### [Exercise tasks]
1: Print the Nara-to-Uji walk post from "It seems like" to "did not stop.".
2: Answer from the Nara-to-Uji walk post:
(a) What did they eat for breakfast at the Starbucks?
(b) What were most of the factories they passed processing?
(c) What kind of restaurant did they find up the hill?

### [Page text]

Day 26 And Day 27 – The Road To Enlightenment – Walking The Saigoku Kannon Pilgrimage – A Rest Day, and A Cold And Rainy Walk From Nara To Uji
Sometimes, it feels like we have been running around, reacting to ever changing circumstances, instead of following our plans and trusting that things will unfold in a guided way.
To be fair, some of our hotels have closed down and canceled our bookings, so we have had to make quick changes to our plans.
But our intentions always were and still are to walk the whole pilgrimage on foot.
We just have to adapt to the times and be creative, and use more trains at the end of the day to get to our newly booked accommodations.
We have had two days of cold weather and lots of rain.
It was a good time to take a day off and go over our canceled reservations and make new ones.
It seems like every business is making its own decision as to whether to stay open or close, work short hours, work only on weekends or close only on weekends.
We spent the rainy day in a cafe in Nara, going over our plan and making new reservations.
Nara is not one of the prefectures that is under a shut down request, but many restaurants and cafés have adjusted their hours to close early.
Starbucks Cafés everywhere have removed most of their tables and chairs, to provide six feet of space between guests.
The rain did not stop all day.
We had dinner at a Vietnamese restaurant in Nara, which was very good.
They stayed open late and other foreigners came to eat there also.
The next day the rain did not stop.
It was also a very cold day to be outdoors all day.
But we had already finished everything we needed to do on our rest day, so we decided to dress warmly and try to make the walk from Nara to Uji.
We started with a simple breakfast at the Starbucks, of Mochi bread with cheese and seasonal vegetable flat bread.
Then we started walking north out of Nara.
I tried to select secondary roads, avoiding as much as possible the main car roads, where cars can splash us as they pass by.
The walk was not scenic.
We passed the usual urban sprawl, except that instead of heavy industrial factories, most of the factories we passed were processing green tea.
Uji is home to the well-known Japanese Matcha green tea.
Some of those factories smelled SO good…
The aroma of roasted tea was wonderful.
We crossed rivers, creeks, car dealerships, fields and many neighborhoods.
It was charming to walk the small streets, but there were no places for us to drink and rest or to seek shelter from the rain.
We walked without rest until we reached a small town, with beautiful blooming Sakura Cherry trees on the river bank.
The flowers were starting to fall, and we walked on pink carpets of flower petals.
We found on my map an Udon noodle restaurant that was located up the hill.
We did not know if it would be open, but we were hungry and shops were closing down.
Our feet, socks and shoes were cold and soaking wet, and we really needed a break.
We climbed up the hill and felt relieved that they were open.

### [Stored rows]
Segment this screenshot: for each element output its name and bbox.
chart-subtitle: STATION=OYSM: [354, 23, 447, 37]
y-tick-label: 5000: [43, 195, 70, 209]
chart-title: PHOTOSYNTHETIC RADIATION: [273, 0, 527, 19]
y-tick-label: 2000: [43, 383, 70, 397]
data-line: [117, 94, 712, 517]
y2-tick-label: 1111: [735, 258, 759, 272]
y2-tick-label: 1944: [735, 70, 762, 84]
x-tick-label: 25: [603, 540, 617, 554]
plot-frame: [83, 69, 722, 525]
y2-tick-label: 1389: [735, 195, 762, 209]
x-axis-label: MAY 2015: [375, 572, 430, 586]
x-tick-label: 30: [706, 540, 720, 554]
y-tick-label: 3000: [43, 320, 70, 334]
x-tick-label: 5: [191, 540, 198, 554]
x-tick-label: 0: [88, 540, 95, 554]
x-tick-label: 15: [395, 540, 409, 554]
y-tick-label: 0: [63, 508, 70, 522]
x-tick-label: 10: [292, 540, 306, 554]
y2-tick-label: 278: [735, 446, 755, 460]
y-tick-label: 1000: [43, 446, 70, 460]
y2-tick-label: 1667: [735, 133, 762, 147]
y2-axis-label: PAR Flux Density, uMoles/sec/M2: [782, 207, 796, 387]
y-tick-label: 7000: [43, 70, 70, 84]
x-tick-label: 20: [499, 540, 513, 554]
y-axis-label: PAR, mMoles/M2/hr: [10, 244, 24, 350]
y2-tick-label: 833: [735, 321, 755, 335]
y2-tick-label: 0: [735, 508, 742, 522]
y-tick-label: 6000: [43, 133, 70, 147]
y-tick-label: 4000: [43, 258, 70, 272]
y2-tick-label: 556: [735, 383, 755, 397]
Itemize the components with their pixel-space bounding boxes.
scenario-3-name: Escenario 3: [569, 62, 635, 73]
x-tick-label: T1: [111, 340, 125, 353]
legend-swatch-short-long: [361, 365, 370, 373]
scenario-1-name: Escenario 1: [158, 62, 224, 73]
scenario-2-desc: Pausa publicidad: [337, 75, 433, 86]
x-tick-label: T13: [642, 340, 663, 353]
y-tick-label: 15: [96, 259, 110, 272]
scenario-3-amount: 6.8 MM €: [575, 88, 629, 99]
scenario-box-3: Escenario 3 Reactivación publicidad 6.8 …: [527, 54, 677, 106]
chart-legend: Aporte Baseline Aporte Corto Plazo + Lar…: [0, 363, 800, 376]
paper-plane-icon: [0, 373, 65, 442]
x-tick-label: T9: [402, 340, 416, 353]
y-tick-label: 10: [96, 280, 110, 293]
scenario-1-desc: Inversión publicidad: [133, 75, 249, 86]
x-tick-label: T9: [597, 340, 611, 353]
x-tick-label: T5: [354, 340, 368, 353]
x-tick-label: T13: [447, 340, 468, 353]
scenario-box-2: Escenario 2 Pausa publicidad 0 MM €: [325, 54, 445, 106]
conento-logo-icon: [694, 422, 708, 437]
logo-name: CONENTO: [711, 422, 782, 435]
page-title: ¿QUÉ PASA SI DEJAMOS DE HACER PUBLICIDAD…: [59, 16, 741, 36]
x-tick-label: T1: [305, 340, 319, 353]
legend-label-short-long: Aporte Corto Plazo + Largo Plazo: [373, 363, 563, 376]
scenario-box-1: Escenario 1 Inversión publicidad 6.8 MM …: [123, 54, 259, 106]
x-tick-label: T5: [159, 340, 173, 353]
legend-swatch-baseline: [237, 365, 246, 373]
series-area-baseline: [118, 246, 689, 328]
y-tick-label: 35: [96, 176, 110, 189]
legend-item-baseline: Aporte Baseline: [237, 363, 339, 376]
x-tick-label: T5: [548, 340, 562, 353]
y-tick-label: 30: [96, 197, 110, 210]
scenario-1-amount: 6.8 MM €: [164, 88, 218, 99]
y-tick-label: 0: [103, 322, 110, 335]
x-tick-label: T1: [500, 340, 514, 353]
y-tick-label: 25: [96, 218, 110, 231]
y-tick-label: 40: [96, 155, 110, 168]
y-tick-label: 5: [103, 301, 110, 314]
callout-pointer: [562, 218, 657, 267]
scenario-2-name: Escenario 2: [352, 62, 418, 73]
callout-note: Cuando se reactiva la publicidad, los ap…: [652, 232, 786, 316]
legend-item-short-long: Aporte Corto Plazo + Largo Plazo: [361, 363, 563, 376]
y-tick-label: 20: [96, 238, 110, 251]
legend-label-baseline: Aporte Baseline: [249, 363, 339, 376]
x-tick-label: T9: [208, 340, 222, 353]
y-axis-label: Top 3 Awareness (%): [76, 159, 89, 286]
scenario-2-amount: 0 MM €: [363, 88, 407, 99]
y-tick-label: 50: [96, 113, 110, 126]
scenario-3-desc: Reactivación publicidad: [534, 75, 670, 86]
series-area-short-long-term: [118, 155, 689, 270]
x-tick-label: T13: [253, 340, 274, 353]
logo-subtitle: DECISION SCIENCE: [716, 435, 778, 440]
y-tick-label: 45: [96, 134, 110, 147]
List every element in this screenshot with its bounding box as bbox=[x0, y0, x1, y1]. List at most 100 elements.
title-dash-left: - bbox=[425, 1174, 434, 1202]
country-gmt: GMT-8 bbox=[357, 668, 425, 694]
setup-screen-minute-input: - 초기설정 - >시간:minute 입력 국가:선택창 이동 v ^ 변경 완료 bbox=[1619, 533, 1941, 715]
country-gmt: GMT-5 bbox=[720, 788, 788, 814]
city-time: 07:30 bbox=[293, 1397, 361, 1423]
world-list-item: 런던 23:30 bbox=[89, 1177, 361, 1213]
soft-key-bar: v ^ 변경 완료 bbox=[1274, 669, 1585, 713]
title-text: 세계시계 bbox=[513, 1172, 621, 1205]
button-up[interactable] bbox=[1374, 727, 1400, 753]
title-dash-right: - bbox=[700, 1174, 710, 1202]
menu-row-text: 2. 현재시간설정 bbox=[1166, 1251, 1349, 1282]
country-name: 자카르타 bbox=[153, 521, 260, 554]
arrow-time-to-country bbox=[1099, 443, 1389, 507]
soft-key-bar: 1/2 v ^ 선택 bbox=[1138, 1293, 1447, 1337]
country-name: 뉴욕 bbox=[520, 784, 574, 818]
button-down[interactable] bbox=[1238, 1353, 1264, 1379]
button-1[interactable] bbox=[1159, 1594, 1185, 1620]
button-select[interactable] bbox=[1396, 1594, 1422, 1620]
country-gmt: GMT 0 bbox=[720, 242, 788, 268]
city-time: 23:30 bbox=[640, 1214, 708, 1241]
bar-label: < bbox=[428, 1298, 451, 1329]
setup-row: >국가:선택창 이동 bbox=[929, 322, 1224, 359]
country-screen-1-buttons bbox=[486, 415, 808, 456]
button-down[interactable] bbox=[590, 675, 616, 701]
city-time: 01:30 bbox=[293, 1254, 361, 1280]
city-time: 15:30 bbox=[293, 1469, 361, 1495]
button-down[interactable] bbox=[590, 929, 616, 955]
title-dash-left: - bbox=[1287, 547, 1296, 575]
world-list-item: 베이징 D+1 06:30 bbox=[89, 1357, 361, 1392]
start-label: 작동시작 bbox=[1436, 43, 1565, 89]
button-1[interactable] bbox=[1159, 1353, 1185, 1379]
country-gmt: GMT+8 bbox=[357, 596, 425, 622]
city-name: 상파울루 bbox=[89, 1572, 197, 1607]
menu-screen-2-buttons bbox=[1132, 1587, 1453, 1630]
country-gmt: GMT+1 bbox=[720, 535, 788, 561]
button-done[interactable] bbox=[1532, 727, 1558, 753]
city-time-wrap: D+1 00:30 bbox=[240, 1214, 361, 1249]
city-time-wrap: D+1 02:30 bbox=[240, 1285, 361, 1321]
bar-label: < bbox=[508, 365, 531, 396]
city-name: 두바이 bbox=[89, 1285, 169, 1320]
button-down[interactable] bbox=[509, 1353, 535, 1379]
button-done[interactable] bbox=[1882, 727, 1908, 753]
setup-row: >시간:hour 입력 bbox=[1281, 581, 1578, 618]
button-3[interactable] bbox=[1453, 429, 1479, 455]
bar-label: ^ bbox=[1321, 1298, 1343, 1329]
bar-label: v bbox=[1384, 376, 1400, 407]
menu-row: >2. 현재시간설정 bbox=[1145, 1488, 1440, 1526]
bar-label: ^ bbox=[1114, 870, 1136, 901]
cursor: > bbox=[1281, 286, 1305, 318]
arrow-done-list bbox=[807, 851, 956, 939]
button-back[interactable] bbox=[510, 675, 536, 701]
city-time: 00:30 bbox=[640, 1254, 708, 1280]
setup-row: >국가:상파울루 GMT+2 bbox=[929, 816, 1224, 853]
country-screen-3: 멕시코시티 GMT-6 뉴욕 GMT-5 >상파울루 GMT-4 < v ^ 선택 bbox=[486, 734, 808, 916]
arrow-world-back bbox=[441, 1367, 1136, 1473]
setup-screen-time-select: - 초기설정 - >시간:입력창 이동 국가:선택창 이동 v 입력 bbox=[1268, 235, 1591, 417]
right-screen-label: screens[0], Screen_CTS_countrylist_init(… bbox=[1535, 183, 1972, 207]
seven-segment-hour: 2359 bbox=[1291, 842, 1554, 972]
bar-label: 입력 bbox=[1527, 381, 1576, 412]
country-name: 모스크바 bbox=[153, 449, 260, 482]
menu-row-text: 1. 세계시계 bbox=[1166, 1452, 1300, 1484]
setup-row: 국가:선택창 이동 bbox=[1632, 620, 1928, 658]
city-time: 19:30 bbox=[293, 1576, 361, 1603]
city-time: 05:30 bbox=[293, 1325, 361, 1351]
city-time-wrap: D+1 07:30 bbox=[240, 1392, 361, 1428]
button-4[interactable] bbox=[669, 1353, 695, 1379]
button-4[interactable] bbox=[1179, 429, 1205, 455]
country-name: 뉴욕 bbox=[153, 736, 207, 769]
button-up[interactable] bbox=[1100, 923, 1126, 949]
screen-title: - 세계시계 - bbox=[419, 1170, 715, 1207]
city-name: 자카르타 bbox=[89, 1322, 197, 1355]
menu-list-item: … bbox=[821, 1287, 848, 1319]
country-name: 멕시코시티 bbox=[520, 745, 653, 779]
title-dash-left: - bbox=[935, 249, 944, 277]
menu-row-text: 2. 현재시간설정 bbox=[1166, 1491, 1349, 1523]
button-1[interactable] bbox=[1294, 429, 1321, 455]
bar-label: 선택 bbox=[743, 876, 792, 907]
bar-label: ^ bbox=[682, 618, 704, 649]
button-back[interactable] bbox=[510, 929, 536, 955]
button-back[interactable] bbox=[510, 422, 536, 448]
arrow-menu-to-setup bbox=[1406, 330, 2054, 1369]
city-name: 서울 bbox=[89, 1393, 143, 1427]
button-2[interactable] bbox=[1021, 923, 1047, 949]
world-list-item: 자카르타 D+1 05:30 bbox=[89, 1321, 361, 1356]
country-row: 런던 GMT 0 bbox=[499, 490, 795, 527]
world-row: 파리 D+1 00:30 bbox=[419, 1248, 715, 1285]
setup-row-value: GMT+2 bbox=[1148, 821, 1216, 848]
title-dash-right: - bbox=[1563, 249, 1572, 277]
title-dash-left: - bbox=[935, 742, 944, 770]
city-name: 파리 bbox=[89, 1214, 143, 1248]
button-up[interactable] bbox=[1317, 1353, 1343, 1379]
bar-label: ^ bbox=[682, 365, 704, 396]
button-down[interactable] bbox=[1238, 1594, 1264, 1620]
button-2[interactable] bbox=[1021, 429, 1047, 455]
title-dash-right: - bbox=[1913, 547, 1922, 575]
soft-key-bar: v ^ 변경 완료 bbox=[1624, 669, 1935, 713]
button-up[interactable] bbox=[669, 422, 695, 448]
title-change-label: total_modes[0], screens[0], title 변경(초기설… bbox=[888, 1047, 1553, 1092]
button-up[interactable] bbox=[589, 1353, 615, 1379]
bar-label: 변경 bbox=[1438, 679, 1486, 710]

### [Answer set]
1:
It seems like every business is making its own decision as to whether to stay open or close, work short hours, work only on weekends or close only on weekends.
We spent the rainy day in a cafe in Nara, going over our plan and making new reservations.
Nara is not one of the prefectures that is under a shut down request, but many restaurants and cafés have adjusted their hours to close early.
Starbucks Cafés everywhere have removed most of their tables and chairs, to provide six feet of space between guests.
The rain did not stop all day.
We had dinner at a Vietnamese restaurant in Nara, which was very good.
They stayed open late and other foreigners came to eat there also.
The next day the rain did not stop.

2:
(a) Mochi bread with cheese and seasonal vegetable flat bread
(b) Green tea
(c) An Udon noodle restaurant